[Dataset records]
──────
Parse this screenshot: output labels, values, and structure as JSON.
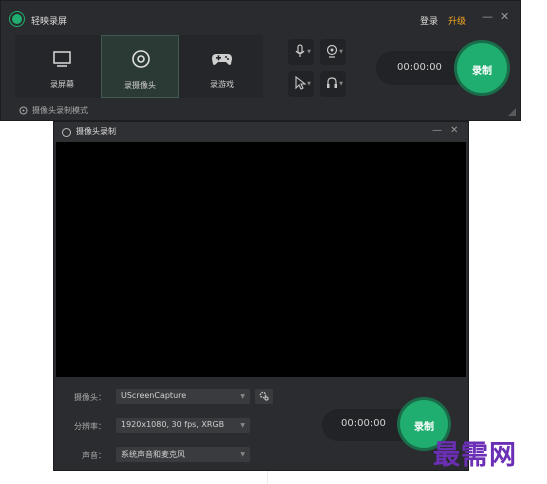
{
  "app": {
    "title": "轻映录屏",
    "login": "登录",
    "upgrade": "升级",
    "minimize": "—",
    "close": "✕"
  },
  "modes": [
    {
      "label": "录屏幕",
      "icon": "monitor-icon",
      "active": false
    },
    {
      "label": "录摄像头",
      "icon": "webcam-icon",
      "active": true
    },
    {
      "label": "录游戏",
      "icon": "gamepad-icon",
      "active": false
    }
  ],
  "controls": {
    "icons": [
      "microphone-icon",
      "camera-settings-icon",
      "cursor-icon",
      "speaker-icon"
    ],
    "timer": "00:00:00",
    "record": "录制"
  },
  "camera_mode_label": "摄像头录制模式",
  "camera_window": {
    "title": "摄像头录制",
    "minimize": "—",
    "close": "✕",
    "fields": {
      "camera_label": "摄像头：",
      "camera_value": "UScreenCapture",
      "resolution_label": "分辨率：",
      "resolution_value": "1920x1080, 30 fps, XRGB",
      "audio_label": "声音：",
      "audio_value": "系统声音和麦克风"
    },
    "timer": "00:00:00",
    "record": "录制"
  },
  "watermark": "最需网",
  "colors": {
    "accent": "#1fae6f",
    "upgrade": "#f5a623",
    "window_bg": "#2a2b2e",
    "watermark": "#6a2fb5"
  }
}
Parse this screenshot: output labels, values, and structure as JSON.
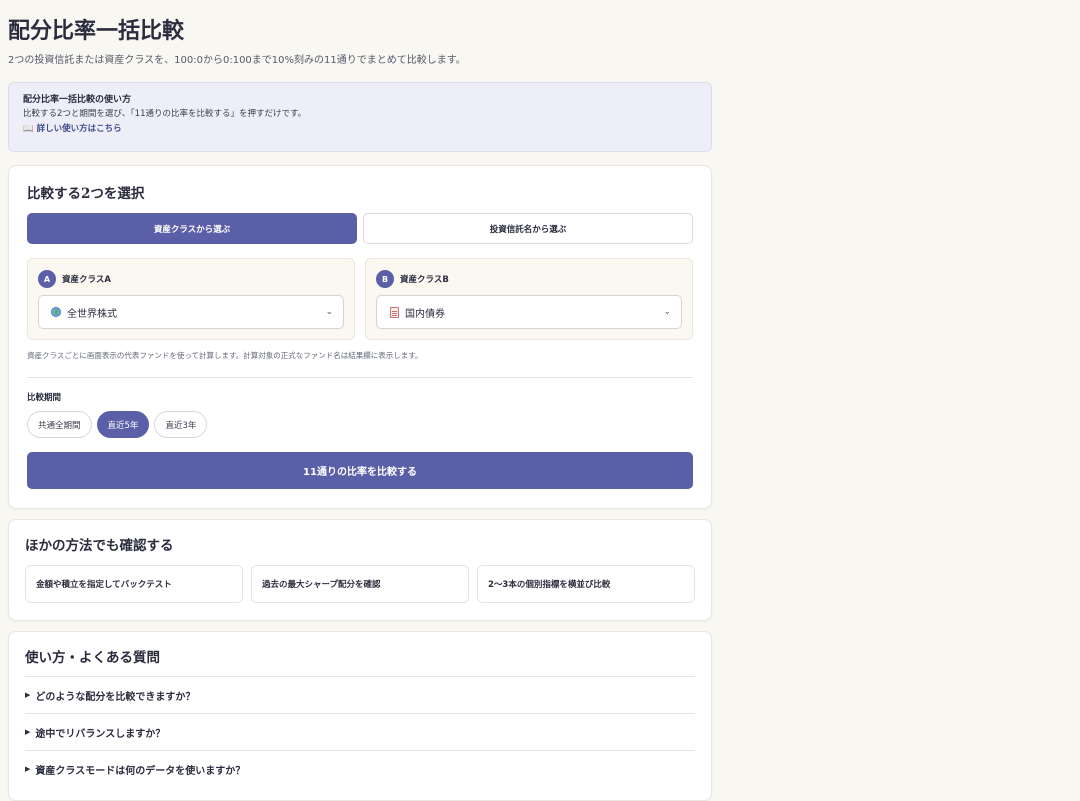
{
  "page": {
    "title": "配分比率一括比較",
    "description": "2つの投資信託または資産クラスを、100:0から0:100まで10%刻みの11通りでまとめて比較します。"
  },
  "help": {
    "title": "配分比率一括比較の使い方",
    "text": "比較する2つと期間を選び、「11通りの比率を比較する」を押すだけです。",
    "link": "詳しい使い方はこちら",
    "link_icon": "📖"
  },
  "selection": {
    "heading": "比較する2つを選択",
    "tabs": [
      {
        "label": "資産クラスから選ぶ",
        "active": true
      },
      {
        "label": "投資信託名から選ぶ",
        "active": false
      }
    ],
    "picker_a": {
      "badge": "A",
      "label": "資産クラスA",
      "value": "全世界株式",
      "icon": "globe-icon"
    },
    "picker_b": {
      "badge": "B",
      "label": "資産クラスB",
      "value": "国内債券",
      "icon": "document-icon"
    },
    "note": "資産クラスごとに画面表示の代表ファンドを使って計算します。計算対象の正式なファンド名は結果欄に表示します。",
    "period_label": "比較期間",
    "periods": [
      {
        "label": "共通全期間",
        "active": false
      },
      {
        "label": "直近5年",
        "active": true
      },
      {
        "label": "直近3年",
        "active": false
      }
    ],
    "compare_button": "11通りの比率を比較する"
  },
  "other_methods": {
    "heading": "ほかの方法でも確認する",
    "items": [
      "金額や積立を指定してバックテスト",
      "過去の最大シャープ配分を確認",
      "2〜3本の個別指標を横並び比較"
    ]
  },
  "faq": {
    "heading": "使い方・よくある質問",
    "items": [
      "どのような配分を比較できますか？",
      "途中でリバランスしますか？",
      "資産クラスモードは何のデータを使いますか？"
    ]
  },
  "colors": {
    "accent": "#5b5fa8",
    "background": "#f8f7f2",
    "help_bg": "#eeeef8"
  }
}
──────
§ **Work instructions**
Pictures are not part of the copy; reproduce everything else in the records exactly.

§ **Solution to the problem**
Parse this screenshot: output labels, values, and structure as JSON.
{
  "app": {
    "title": "轻映录屏",
    "login": "登录",
    "upgrade": "升级",
    "minimize": "—",
    "close": "✕"
  },
  "modes": [
    {
      "label": "录屏幕",
      "icon": "monitor-icon",
      "active": false
    },
    {
      "label": "录摄像头",
      "icon": "webcam-icon",
      "active": true
    },
    {
      "label": "录游戏",
      "icon": "gamepad-icon",
      "active": false
    }
  ],
  "controls": {
    "icons": [
      "microphone-icon",
      "camera-settings-icon",
      "cursor-icon",
      "speaker-icon"
    ],
    "timer": "00:00:00",
    "record": "录制"
  },
  "camera_mode_label": "摄像头录制模式",
  "camera_window": {
    "title": "摄像头录制",
    "minimize": "—",
    "close": "✕",
    "fields": {
      "camera_label": "摄像头：",
      "camera_value": "UScreenCapture",
      "resolution_label": "分辨率：",
      "resolution_value": "1920x1080, 30 fps, XRGB",
      "audio_label": "声音：",
      "audio_value": "系统声音和麦克风"
    },
    "timer": "00:00:00",
    "record": "录制"
  },
  "watermark": "最需网",
  "colors": {
    "accent": "#1fae6f",
    "upgrade": "#f5a623",
    "window_bg": "#2a2b2e",
    "watermark": "#6a2fb5"
  }
}
Parse this screenshot: output labels, values, and structure as JSON.
{
  "page": {
    "title": "配分比率一括比較",
    "description": "2つの投資信託または資産クラスを、100:0から0:100まで10%刻みの11通りでまとめて比較します。"
  },
  "help": {
    "title": "配分比率一括比較の使い方",
    "text": "比較する2つと期間を選び、「11通りの比率を比較する」を押すだけです。",
    "link": "詳しい使い方はこちら",
    "link_icon": "📖"
  },
  "selection": {
    "heading": "比較する2つを選択",
    "tabs": [
      {
        "label": "資産クラスから選ぶ",
        "active": true
      },
      {
        "label": "投資信託名から選ぶ",
        "active": false
      }
    ],
    "picker_a": {
      "badge": "A",
      "label": "資産クラスA",
      "value": "全世界株式",
      "icon": "globe-icon"
    },
    "picker_b": {
      "badge": "B",
      "label": "資産クラスB",
      "value": "国内債券",
      "icon": "document-icon"
    },
    "note": "資産クラスごとに画面表示の代表ファンドを使って計算します。計算対象の正式なファンド名は結果欄に表示します。",
    "period_label": "比較期間",
    "periods": [
      {
        "label": "共通全期間",
        "active": false
      },
      {
        "label": "直近5年",
        "active": true
      },
      {
        "label": "直近3年",
        "active": false
      }
    ],
    "compare_button": "11通りの比率を比較する"
  },
  "other_methods": {
    "heading": "ほかの方法でも確認する",
    "items": [
      "金額や積立を指定してバックテスト",
      "過去の最大シャープ配分を確認",
      "2〜3本の個別指標を横並び比較"
    ]
  },
  "faq": {
    "heading": "使い方・よくある質問",
    "items": [
      "どのような配分を比較できますか？",
      "途中でリバランスしますか？",
      "資産クラスモードは何のデータを使いますか？"
    ]
  },
  "colors": {
    "accent": "#5b5fa8",
    "background": "#f8f7f2",
    "help_bg": "#eeeef8"
  }
}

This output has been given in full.